— Begin Data provided —

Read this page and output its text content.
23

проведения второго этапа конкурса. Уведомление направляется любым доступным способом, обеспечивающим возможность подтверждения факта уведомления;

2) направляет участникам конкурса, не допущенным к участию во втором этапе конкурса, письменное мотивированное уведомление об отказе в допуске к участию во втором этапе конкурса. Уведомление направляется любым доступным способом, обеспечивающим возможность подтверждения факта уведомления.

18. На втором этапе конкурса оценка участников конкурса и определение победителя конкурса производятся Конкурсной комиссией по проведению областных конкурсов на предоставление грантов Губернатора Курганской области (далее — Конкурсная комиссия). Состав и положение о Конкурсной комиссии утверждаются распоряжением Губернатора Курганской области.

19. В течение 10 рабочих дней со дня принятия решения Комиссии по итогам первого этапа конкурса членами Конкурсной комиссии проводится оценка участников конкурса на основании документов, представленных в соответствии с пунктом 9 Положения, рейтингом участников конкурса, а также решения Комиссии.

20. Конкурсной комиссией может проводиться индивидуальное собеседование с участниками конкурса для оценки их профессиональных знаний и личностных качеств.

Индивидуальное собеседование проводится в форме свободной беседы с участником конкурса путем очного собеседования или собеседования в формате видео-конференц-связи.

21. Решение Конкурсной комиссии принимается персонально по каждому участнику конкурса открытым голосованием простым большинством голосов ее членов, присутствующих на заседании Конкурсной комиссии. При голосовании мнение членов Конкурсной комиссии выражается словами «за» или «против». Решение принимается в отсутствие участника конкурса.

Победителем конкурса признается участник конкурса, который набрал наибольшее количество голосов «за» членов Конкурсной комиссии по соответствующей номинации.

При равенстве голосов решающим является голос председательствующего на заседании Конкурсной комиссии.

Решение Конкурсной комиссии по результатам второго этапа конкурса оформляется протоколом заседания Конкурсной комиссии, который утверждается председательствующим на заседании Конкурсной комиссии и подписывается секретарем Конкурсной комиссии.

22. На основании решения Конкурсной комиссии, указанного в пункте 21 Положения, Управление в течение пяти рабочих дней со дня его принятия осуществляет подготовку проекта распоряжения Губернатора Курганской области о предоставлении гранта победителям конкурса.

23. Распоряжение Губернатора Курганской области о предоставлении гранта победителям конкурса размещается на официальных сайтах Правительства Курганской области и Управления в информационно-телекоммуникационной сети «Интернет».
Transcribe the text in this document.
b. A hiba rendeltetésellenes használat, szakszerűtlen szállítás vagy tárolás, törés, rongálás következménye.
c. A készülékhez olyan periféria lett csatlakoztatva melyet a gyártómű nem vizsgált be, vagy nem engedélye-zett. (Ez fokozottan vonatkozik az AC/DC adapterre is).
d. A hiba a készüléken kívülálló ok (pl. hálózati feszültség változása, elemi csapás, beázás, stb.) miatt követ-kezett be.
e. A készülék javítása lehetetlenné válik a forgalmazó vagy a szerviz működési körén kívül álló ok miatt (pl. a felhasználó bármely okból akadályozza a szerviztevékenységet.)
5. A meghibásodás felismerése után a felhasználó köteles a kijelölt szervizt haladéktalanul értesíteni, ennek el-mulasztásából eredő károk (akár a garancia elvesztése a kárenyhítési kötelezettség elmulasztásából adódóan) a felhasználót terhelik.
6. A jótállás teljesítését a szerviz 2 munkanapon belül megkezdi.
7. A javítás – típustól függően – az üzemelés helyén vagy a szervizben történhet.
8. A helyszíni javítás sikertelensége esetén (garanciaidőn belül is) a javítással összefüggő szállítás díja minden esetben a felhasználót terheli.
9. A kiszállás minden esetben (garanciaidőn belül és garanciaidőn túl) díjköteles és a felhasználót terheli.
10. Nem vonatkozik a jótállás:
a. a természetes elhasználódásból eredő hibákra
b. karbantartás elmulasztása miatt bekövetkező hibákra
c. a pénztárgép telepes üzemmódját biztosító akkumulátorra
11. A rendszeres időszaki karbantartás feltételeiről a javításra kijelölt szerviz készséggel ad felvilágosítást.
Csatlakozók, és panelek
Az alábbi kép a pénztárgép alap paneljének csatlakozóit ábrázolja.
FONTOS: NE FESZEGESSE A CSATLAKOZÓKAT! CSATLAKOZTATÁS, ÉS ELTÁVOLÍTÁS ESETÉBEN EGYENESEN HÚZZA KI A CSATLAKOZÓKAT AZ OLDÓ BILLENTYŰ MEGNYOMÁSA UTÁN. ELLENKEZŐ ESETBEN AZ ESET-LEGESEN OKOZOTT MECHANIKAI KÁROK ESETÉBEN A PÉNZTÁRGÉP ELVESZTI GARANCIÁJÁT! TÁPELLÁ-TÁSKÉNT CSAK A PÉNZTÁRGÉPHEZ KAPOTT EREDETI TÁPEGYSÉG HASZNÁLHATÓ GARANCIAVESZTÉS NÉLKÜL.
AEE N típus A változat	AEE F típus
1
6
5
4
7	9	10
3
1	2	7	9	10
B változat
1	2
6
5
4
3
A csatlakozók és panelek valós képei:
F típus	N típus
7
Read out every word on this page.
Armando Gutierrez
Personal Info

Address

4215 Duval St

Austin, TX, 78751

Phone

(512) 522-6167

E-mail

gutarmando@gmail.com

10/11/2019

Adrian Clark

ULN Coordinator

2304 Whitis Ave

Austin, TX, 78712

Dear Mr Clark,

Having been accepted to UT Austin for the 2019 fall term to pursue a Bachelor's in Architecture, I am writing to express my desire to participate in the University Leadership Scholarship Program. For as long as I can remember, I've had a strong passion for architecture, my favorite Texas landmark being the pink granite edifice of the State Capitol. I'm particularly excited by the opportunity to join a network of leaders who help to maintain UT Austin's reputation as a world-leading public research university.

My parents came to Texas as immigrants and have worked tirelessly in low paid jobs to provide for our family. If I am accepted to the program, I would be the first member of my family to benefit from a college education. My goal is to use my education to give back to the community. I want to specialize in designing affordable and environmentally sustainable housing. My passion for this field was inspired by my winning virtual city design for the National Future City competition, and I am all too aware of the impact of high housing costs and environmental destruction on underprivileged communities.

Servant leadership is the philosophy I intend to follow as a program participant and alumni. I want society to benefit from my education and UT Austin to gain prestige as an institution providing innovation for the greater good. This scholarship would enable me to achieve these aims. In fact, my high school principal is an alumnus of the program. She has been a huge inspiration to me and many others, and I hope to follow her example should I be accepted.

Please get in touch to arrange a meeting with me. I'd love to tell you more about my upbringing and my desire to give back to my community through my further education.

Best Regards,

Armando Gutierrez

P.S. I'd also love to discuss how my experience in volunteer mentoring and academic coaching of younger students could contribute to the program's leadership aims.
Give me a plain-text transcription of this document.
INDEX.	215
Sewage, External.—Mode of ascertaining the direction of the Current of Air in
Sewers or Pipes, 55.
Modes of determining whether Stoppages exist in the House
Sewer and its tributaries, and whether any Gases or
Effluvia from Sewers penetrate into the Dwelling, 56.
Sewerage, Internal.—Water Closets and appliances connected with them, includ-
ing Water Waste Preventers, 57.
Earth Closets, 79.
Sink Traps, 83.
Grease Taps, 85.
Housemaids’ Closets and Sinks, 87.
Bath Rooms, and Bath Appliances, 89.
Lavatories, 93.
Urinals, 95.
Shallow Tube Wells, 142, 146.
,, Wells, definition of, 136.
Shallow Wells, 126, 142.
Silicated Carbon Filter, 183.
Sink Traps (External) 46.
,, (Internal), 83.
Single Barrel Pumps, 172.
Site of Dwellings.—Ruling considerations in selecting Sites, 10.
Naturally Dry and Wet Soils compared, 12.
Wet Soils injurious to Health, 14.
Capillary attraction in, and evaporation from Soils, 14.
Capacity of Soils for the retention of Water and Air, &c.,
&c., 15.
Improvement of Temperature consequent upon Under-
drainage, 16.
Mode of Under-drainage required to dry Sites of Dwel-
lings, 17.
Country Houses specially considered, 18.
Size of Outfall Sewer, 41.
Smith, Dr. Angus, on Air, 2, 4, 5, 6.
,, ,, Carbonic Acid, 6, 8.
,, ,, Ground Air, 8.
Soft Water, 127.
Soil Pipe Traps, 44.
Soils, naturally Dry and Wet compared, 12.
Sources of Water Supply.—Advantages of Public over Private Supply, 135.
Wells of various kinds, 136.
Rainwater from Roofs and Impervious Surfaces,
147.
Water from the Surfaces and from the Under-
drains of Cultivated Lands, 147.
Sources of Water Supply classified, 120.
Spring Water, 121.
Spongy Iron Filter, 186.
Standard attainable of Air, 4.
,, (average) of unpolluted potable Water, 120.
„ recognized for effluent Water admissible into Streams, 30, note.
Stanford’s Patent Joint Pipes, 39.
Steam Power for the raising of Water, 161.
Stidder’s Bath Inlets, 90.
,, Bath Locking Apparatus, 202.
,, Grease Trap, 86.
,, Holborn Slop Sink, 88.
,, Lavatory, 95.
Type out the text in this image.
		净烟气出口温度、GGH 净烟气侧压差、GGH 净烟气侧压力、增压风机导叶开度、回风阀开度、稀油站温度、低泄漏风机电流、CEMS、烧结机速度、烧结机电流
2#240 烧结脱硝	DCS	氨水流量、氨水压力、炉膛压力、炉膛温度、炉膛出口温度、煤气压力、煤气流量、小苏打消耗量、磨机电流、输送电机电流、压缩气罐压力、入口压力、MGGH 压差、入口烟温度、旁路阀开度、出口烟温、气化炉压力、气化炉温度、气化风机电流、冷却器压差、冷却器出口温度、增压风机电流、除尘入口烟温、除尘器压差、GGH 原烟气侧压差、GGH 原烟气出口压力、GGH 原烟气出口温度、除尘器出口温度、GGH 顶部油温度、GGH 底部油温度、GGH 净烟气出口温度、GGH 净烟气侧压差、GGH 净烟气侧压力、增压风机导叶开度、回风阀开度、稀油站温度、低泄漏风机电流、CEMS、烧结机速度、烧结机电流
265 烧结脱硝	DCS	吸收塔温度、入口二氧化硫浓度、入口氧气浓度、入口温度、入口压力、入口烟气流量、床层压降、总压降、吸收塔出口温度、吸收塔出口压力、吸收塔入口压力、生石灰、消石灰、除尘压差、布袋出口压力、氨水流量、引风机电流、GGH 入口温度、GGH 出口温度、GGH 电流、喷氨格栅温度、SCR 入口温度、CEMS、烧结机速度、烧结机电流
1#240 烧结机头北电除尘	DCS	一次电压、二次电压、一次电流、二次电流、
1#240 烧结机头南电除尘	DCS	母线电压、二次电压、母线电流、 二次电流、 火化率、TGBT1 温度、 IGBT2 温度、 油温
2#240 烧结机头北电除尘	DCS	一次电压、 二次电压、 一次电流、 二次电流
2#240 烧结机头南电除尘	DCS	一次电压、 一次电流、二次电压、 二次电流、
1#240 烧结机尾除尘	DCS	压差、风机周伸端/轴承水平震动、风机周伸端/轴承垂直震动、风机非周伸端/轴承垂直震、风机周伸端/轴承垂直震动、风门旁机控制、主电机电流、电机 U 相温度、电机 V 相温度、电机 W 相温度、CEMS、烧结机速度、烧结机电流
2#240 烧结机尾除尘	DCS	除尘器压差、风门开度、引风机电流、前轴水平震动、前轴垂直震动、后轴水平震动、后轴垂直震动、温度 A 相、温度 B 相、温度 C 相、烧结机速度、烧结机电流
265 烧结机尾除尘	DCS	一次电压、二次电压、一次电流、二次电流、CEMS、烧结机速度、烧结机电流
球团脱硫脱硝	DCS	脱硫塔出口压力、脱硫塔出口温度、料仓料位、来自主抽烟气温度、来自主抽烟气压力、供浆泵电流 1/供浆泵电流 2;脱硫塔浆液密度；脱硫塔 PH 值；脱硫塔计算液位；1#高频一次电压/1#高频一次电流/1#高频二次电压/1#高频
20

— End Data provided —

### Written instruction
Repeat the line that contains "Type out the text in this image.", then every line after it until the records end, with nothing added.

### Full output
Type out the text in this image.
		净烟气出口温度、GGH 净烟气侧压差、GGH 净烟气侧压力、增压风机导叶开度、回风阀开度、稀油站温度、低泄漏风机电流、CEMS、烧结机速度、烧结机电流
2#240 烧结脱硝	DCS	氨水流量、氨水压力、炉膛压力、炉膛温度、炉膛出口温度、煤气压力、煤气流量、小苏打消耗量、磨机电流、输送电机电流、压缩气罐压力、入口压力、MGGH 压差、入口烟温度、旁路阀开度、出口烟温、气化炉压力、气化炉温度、气化风机电流、冷却器压差、冷却器出口温度、增压风机电流、除尘入口烟温、除尘器压差、GGH 原烟气侧压差、GGH 原烟气出口压力、GGH 原烟气出口温度、除尘器出口温度、GGH 顶部油温度、GGH 底部油温度、GGH 净烟气出口温度、GGH 净烟气侧压差、GGH 净烟气侧压力、增压风机导叶开度、回风阀开度、稀油站温度、低泄漏风机电流、CEMS、烧结机速度、烧结机电流
265 烧结脱硝	DCS	吸收塔温度、入口二氧化硫浓度、入口氧气浓度、入口温度、入口压力、入口烟气流量、床层压降、总压降、吸收塔出口温度、吸收塔出口压力、吸收塔入口压力、生石灰、消石灰、除尘压差、布袋出口压力、氨水流量、引风机电流、GGH 入口温度、GGH 出口温度、GGH 电流、喷氨格栅温度、SCR 入口温度、CEMS、烧结机速度、烧结机电流
1#240 烧结机头北电除尘	DCS	一次电压、二次电压、一次电流、二次电流、
1#240 烧结机头南电除尘	DCS	母线电压、二次电压、母线电流、 二次电流、 火化率、TGBT1 温度、 IGBT2 温度、 油温
2#240 烧结机头北电除尘	DCS	一次电压、 二次电压、 一次电流、 二次电流
2#240 烧结机头南电除尘	DCS	一次电压、 一次电流、二次电压、 二次电流、
1#240 烧结机尾除尘	DCS	压差、风机周伸端/轴承水平震动、风机周伸端/轴承垂直震动、风机非周伸端/轴承垂直震、风机周伸端/轴承垂直震动、风门旁机控制、主电机电流、电机 U 相温度、电机 V 相温度、电机 W 相温度、CEMS、烧结机速度、烧结机电流
2#240 烧结机尾除尘	DCS	除尘器压差、风门开度、引风机电流、前轴水平震动、前轴垂直震动、后轴水平震动、后轴垂直震动、温度 A 相、温度 B 相、温度 C 相、烧结机速度、烧结机电流
265 烧结机尾除尘	DCS	一次电压、二次电压、一次电流、二次电流、CEMS、烧结机速度、烧结机电流
球团脱硫脱硝	DCS	脱硫塔出口压力、脱硫塔出口温度、料仓料位、来自主抽烟气温度、来自主抽烟气压力、供浆泵电流 1/供浆泵电流 2;脱硫塔浆液密度；脱硫塔 PH 值；脱硫塔计算液位；1#高频一次电压/1#高频一次电流/1#高频二次电压/1#高频
20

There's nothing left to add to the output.